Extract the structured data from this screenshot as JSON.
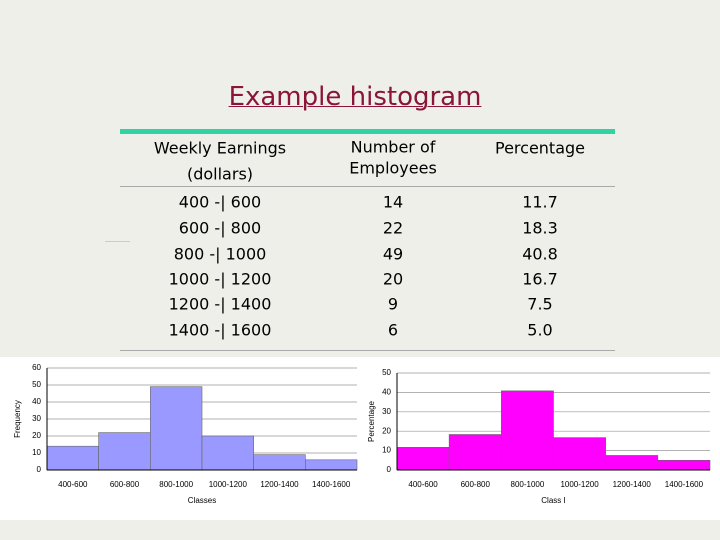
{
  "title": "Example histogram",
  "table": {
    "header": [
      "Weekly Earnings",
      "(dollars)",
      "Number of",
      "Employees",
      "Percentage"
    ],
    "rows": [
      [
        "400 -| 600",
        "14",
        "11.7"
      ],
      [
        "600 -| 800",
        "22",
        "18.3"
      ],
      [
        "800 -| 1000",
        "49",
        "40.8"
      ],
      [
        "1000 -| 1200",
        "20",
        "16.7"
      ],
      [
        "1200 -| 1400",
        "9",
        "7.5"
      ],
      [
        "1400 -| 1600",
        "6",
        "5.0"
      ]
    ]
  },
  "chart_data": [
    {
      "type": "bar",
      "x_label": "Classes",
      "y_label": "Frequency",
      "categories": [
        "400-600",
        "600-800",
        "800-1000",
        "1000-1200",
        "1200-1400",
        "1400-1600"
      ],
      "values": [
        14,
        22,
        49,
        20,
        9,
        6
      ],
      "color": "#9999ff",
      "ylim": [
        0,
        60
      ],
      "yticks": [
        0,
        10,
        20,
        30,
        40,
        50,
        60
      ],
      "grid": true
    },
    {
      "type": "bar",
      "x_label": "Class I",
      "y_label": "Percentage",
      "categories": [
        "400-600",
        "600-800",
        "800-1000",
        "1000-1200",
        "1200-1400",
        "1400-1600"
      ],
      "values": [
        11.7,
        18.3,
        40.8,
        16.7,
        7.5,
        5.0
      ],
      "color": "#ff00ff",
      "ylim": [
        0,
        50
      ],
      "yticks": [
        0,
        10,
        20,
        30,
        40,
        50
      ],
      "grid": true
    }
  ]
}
- - -
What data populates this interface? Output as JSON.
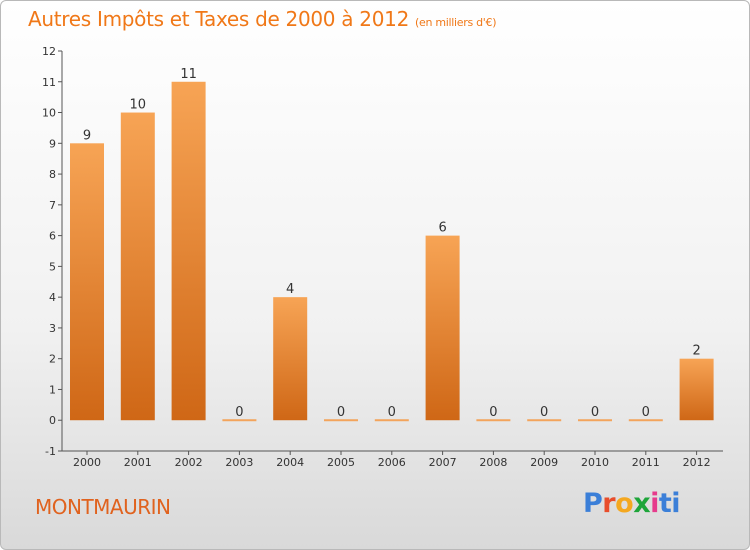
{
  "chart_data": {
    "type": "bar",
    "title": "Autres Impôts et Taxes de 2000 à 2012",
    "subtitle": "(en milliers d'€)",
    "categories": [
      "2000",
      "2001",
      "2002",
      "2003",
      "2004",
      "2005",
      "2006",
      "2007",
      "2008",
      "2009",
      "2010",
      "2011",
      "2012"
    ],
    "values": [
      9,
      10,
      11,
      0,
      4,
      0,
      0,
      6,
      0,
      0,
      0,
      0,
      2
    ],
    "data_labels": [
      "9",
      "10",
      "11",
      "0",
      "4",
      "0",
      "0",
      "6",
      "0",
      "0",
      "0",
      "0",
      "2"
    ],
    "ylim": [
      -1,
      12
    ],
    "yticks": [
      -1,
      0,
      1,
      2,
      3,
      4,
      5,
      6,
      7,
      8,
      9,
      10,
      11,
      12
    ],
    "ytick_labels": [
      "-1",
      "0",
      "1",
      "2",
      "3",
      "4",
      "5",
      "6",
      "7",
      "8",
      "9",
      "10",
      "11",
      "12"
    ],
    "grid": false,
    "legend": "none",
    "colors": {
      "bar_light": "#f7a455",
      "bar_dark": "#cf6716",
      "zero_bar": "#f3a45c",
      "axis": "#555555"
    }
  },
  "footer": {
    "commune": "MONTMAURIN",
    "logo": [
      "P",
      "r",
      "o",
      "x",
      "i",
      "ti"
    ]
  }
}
- - -
● TASK STATEMENT
Find how many lines in the listing contain the word "this" and give that count alone.

● WRITTEN RESPONSE
2